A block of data

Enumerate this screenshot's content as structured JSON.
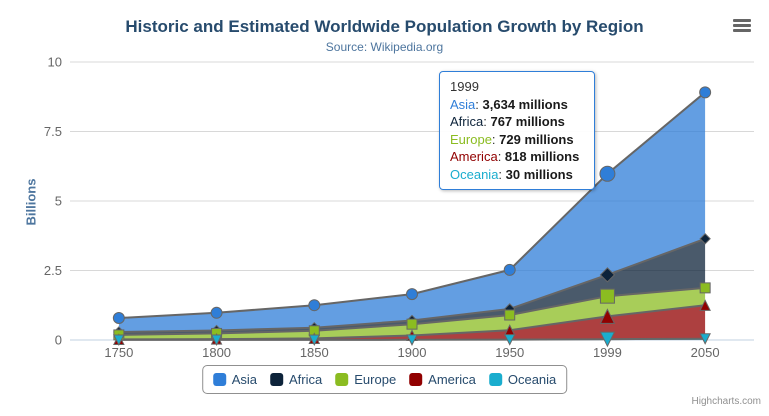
{
  "chart": {
    "title": "Historic and Estimated Worldwide Population Growth by Region",
    "subtitle": "Source: Wikipedia.org",
    "credits": "Highcharts.com"
  },
  "colors": {
    "title": "#274b6d",
    "subtitle": "#4d759e",
    "axis_label": "#666666",
    "grid_line": "#d8d8d8",
    "axis_line": "#c0d0e0",
    "series_outline": "#666666",
    "legend_border": "#909090",
    "legend_text": "#274b6d",
    "tooltip_border": "#2f7ed8",
    "credits_text": "#909090",
    "menu_icon": "#666666"
  },
  "chart_data": {
    "type": "area",
    "stacking": "normal",
    "stack_direction": "first-series-on-top",
    "title": "Historic and Estimated Worldwide Population Growth by Region",
    "subtitle": "Source: Wikipedia.org",
    "xlabel": "",
    "ylabel": "Billions",
    "ylim": [
      0,
      10
    ],
    "grid": true,
    "legend_position": "bottom",
    "values_unit": "millions",
    "categories": [
      "1750",
      "1800",
      "1850",
      "1900",
      "1950",
      "1999",
      "2050"
    ],
    "y_ticks": [
      0,
      2.5,
      5,
      7.5,
      10
    ],
    "y_tick_labels": [
      "0",
      "2.5",
      "5",
      "7.5",
      "10"
    ],
    "fill_opacity": 0.75,
    "series": [
      {
        "name": "Asia",
        "color": "#2f7ed8",
        "marker": "circle",
        "values": [
          502,
          635,
          809,
          947,
          1402,
          3634,
          5268
        ]
      },
      {
        "name": "Africa",
        "color": "#0d233a",
        "marker": "diamond",
        "values": [
          106,
          107,
          111,
          133,
          221,
          767,
          1766
        ]
      },
      {
        "name": "Europe",
        "color": "#8bbc21",
        "marker": "square",
        "values": [
          163,
          203,
          276,
          408,
          547,
          729,
          628
        ]
      },
      {
        "name": "America",
        "color": "#910000",
        "marker": "triangle",
        "values": [
          18,
          31,
          54,
          156,
          339,
          818,
          1201
        ]
      },
      {
        "name": "Oceania",
        "color": "#1aadce",
        "marker": "triangle-down",
        "values": [
          2,
          2,
          2,
          6,
          13,
          30,
          46
        ]
      }
    ]
  },
  "tooltip": {
    "header": "1999",
    "hover_index": 5,
    "rows": [
      {
        "name": "Asia",
        "color": "#2f7ed8",
        "value": "3,634",
        "unit": "millions"
      },
      {
        "name": "Africa",
        "color": "#0d233a",
        "value": "767",
        "unit": "millions"
      },
      {
        "name": "Europe",
        "color": "#8bbc21",
        "value": "729",
        "unit": "millions"
      },
      {
        "name": "America",
        "color": "#910000",
        "value": "818",
        "unit": "millions"
      },
      {
        "name": "Oceania",
        "color": "#1aadce",
        "value": "30",
        "unit": "millions"
      }
    ]
  },
  "legend": {
    "items": [
      "Asia",
      "Africa",
      "Europe",
      "America",
      "Oceania"
    ]
  }
}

**INSTRUCTIONS TO FOLLOW**
Select every line of the material above holding the word "marker" and copy it.

**RESPONSE**
        "marker": "circle",
        "marker": "diamond",
        "marker": "square",
        "marker": "triangle",
        "marker": "triangle-down",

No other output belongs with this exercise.